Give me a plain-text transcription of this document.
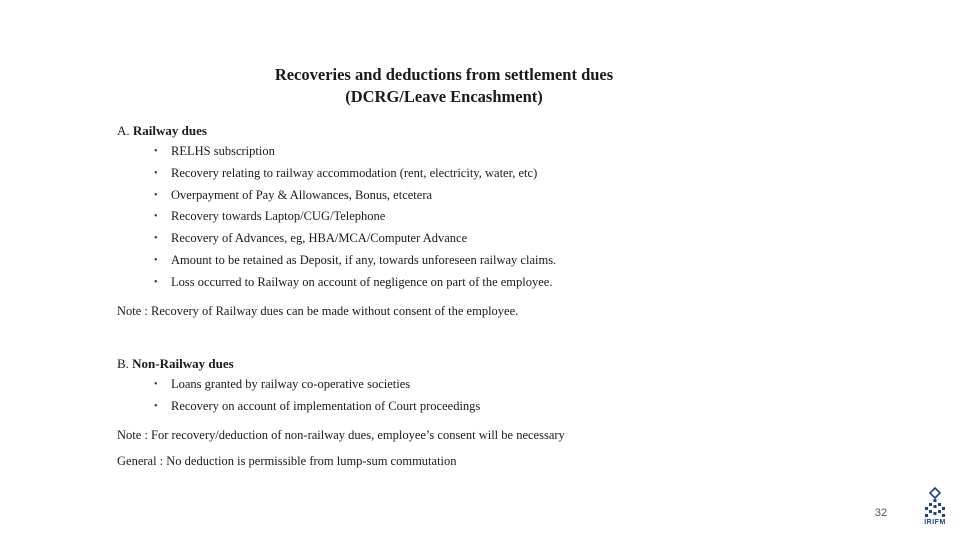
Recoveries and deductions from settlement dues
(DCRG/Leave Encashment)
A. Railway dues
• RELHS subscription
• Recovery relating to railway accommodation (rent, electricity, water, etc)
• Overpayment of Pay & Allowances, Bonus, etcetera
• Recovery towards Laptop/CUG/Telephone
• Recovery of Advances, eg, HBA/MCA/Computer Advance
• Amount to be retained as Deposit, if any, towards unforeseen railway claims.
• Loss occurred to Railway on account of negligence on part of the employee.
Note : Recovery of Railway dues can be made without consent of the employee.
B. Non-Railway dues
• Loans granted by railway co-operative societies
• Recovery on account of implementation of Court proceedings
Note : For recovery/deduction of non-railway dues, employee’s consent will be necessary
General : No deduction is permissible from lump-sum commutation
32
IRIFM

* * *

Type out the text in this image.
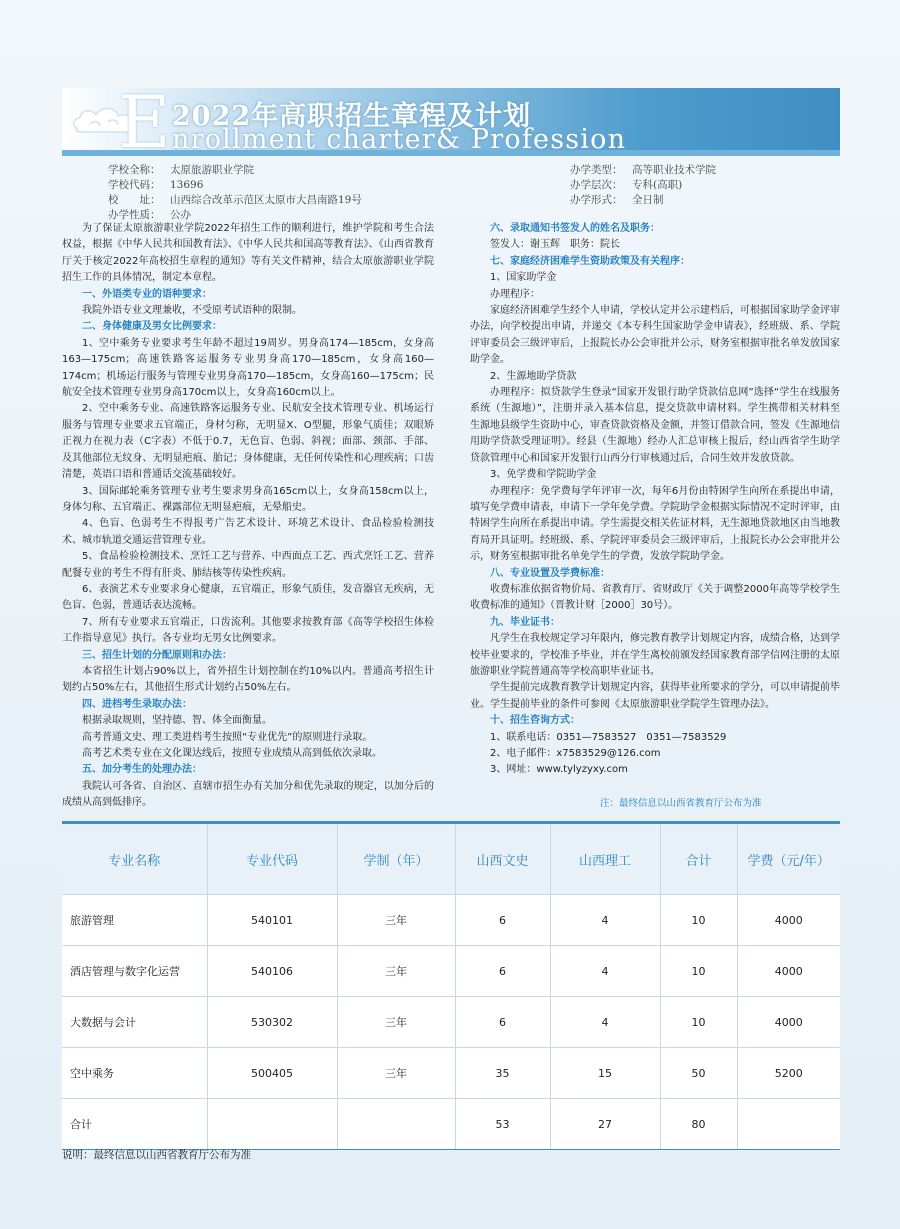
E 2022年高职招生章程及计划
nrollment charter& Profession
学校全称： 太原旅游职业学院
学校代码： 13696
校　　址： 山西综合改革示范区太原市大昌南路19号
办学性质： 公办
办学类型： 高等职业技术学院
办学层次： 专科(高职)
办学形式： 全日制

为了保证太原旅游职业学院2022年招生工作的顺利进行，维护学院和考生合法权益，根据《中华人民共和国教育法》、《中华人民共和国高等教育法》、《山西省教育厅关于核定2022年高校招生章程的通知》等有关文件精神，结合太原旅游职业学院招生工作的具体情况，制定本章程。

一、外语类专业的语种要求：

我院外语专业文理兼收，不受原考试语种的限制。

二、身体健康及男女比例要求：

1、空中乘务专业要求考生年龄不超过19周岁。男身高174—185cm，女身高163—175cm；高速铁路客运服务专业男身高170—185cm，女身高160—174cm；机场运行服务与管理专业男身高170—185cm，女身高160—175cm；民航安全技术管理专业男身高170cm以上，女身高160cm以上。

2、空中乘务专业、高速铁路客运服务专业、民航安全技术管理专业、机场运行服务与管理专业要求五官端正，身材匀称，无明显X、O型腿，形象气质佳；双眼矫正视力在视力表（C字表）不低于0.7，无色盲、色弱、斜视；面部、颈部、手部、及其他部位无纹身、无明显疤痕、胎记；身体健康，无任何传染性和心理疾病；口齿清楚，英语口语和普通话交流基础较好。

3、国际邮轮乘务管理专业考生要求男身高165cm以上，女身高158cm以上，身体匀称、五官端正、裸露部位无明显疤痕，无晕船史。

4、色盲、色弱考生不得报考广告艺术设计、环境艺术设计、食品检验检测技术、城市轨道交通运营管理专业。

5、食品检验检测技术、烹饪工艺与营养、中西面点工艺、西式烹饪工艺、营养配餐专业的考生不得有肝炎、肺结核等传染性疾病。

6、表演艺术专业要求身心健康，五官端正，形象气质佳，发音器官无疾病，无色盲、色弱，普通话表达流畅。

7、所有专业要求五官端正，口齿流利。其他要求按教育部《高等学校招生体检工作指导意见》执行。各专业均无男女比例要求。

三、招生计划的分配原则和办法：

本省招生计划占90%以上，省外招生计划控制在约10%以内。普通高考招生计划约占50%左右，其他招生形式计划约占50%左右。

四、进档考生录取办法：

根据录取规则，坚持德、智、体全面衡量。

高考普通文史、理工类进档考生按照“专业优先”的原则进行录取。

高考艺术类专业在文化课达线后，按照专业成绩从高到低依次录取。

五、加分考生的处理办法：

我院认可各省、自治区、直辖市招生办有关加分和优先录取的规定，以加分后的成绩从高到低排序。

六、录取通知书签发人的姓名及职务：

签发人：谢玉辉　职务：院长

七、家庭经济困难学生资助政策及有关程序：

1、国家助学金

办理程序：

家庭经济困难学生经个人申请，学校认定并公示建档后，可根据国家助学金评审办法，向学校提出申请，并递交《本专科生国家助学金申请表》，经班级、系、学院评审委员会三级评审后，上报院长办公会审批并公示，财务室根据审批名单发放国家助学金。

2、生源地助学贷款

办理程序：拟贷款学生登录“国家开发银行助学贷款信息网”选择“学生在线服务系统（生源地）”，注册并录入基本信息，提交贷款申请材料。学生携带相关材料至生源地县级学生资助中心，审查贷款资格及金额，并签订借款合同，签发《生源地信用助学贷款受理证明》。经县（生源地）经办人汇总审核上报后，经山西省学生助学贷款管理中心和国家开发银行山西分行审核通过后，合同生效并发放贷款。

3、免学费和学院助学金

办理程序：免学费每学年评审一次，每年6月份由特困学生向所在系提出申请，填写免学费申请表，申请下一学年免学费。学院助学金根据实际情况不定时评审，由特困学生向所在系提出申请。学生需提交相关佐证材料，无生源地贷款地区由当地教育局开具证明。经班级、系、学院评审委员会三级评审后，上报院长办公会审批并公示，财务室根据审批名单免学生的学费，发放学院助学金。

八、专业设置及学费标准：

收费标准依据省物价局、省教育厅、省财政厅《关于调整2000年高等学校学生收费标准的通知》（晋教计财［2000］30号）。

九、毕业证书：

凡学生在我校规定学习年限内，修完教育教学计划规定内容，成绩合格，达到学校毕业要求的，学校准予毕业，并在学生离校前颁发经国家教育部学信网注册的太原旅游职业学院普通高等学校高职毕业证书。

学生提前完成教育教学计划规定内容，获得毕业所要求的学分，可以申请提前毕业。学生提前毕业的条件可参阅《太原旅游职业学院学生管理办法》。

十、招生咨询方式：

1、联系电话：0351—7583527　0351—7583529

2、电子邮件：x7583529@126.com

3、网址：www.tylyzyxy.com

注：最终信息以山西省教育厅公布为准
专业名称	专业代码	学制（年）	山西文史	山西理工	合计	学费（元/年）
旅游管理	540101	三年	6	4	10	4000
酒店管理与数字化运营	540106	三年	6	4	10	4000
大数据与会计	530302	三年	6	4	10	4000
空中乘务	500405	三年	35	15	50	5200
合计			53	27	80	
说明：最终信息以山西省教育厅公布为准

● **PROMPT**
Check every line of the data, and copy the ones that contain "dues".

● **OUTPUT**
Recoveries and deductions from settlement dues
A. Railway dues
Note : Recovery of Railway dues can be made without consent of the employee.
B. Non-Railway dues
Note : For recovery/deduction of non-railway dues, employee’s consent will be necessary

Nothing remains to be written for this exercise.